## start Supplied material

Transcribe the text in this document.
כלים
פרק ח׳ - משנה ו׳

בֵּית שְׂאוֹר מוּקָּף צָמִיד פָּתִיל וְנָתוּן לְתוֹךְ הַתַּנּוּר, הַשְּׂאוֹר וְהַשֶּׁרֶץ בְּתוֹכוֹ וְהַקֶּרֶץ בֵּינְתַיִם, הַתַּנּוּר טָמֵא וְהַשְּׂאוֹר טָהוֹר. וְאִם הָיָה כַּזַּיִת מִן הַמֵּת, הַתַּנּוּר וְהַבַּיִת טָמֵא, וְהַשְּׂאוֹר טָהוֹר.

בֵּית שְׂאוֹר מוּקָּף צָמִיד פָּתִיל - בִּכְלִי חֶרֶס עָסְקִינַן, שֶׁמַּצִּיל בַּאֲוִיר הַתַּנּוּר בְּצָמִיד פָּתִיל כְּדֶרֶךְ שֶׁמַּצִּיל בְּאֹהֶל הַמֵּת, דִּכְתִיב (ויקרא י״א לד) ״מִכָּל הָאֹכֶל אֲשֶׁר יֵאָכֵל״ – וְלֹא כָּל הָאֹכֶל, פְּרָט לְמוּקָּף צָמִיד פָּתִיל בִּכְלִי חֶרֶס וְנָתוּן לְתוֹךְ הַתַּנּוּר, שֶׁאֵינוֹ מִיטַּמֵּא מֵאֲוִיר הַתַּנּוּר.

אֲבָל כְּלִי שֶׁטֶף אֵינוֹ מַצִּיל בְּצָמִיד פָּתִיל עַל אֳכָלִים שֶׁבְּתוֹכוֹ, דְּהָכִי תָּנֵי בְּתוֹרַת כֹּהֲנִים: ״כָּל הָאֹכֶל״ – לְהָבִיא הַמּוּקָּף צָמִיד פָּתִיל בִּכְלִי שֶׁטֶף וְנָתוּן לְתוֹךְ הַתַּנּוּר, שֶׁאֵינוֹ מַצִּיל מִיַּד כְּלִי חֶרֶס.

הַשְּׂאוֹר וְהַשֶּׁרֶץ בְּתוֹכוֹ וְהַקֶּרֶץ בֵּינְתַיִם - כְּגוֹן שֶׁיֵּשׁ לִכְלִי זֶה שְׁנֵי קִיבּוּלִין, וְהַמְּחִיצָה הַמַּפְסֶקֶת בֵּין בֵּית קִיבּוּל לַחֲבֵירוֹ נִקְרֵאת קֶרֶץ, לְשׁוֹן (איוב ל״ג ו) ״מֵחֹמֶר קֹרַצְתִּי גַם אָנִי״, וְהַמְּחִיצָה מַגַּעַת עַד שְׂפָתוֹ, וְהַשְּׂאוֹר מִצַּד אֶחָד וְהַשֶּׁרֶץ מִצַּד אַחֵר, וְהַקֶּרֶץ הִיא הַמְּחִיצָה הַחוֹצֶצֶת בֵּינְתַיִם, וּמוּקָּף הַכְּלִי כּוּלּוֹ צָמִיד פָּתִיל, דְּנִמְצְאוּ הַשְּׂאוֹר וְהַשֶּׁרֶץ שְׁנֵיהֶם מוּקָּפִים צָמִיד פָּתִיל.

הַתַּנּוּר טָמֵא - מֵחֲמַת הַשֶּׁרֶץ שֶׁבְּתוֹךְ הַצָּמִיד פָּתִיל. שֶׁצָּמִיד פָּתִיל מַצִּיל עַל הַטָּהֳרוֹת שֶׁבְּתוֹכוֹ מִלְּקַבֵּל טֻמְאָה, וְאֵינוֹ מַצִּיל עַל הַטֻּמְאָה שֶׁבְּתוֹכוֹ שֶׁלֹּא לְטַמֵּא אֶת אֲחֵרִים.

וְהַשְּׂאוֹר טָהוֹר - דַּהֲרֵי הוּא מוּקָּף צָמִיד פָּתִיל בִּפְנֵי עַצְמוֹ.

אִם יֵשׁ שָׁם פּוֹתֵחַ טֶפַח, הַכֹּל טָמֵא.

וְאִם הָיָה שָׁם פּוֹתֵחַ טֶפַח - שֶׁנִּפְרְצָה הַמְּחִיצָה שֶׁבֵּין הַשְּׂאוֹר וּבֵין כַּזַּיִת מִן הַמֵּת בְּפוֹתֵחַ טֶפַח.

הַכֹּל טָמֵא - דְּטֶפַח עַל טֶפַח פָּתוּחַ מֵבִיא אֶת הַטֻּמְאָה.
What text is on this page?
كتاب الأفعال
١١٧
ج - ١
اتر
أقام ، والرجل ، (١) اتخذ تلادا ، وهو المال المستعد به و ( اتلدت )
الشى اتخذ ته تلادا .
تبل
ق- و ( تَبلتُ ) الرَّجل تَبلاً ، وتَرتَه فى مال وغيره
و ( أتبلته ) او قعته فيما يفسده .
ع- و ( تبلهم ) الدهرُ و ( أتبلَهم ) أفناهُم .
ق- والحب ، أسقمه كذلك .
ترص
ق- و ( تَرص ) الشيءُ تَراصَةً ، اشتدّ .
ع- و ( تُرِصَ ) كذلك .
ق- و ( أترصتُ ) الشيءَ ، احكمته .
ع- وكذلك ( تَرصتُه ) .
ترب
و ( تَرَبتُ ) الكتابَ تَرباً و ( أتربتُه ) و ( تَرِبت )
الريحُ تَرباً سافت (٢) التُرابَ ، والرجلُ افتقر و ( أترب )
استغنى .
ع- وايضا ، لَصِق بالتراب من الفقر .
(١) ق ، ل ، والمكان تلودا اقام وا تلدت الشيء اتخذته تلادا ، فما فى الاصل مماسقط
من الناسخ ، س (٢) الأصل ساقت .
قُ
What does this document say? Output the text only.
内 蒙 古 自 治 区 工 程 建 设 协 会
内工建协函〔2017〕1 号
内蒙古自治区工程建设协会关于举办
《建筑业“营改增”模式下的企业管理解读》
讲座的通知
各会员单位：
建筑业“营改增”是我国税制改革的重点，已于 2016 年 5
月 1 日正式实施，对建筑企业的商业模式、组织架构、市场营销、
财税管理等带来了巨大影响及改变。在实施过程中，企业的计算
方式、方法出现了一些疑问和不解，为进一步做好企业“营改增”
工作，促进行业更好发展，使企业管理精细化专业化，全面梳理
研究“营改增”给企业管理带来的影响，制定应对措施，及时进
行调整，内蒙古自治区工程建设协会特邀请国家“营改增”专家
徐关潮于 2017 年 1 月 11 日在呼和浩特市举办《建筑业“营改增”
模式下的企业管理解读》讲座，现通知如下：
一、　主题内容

## end Supplied material

(Aim of the task)
Identify and copy all lines with the word "What".

(Correct result)
What text is on this page?
What does this document say? Output the text only.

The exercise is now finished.